| THE EXERCISE |
Can you turn the dream account's paragraph beginning "The match takes place pre-sale of land" into a short bulleted list that keeps its main facts?

Was it CHD or Lottie that were giving explanations of dreams on here a while back?
Dream revolved around Liverpool playing Chelsea in a pre-season friendly in Dublin and the venue was my old school, Chanel College in Coolock. The school used to have a decent bit of land around it that were used for football pitches but a few years back they sold it all off to Parnells who have put in a new clubhouse and some astro turf pitches.
The match takes place pre-sale of land and in preparation for the game, new changing rooms are being built to host both teams. They are pretty basic and are built out of wood. I head down to have a look to see what's happening only to see Harry Redknapp there also checking out the place. He is dressed in a full on swanky suit (as if he is off to a wedding or some big event) but is clearly the foreman for the build as he is checking out the details and bossing the builders about.

| EXTRACTED DATA |
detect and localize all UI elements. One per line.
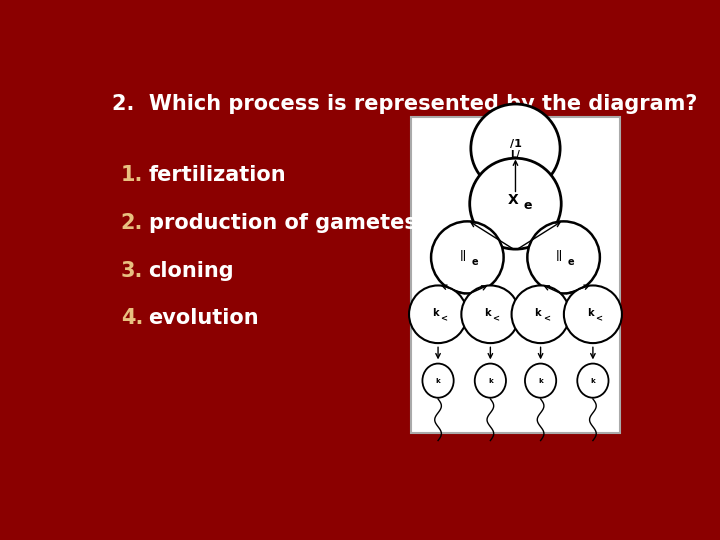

---

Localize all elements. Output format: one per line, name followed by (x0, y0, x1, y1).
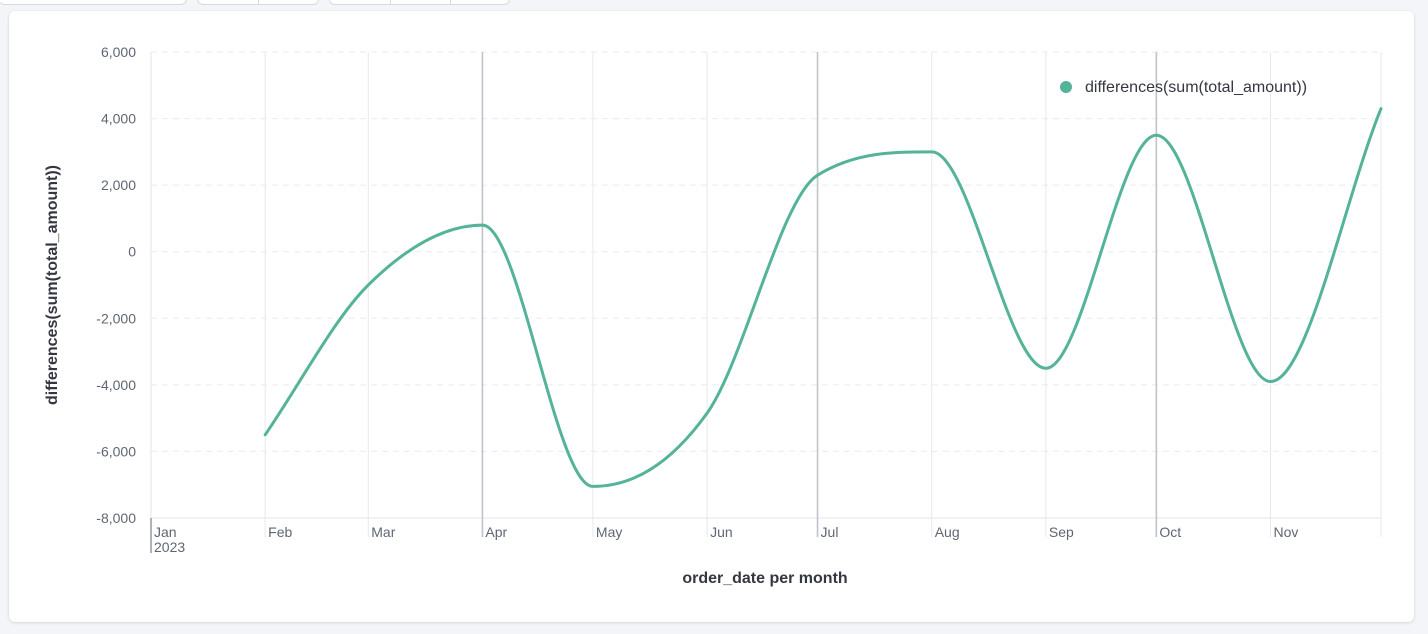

| REPLY TO THE EXERCISE |
- The match takes place before the school's land is sold.
- Basic wooden changing rooms are being built to host both teams.
- I go down to see what's happening and find Harry Redknapp also checking out the place.
- He wears a swanky suit, as if off to a wedding or some big event.
- He is clearly the foreman for the build, checking the details and bossing the builders about.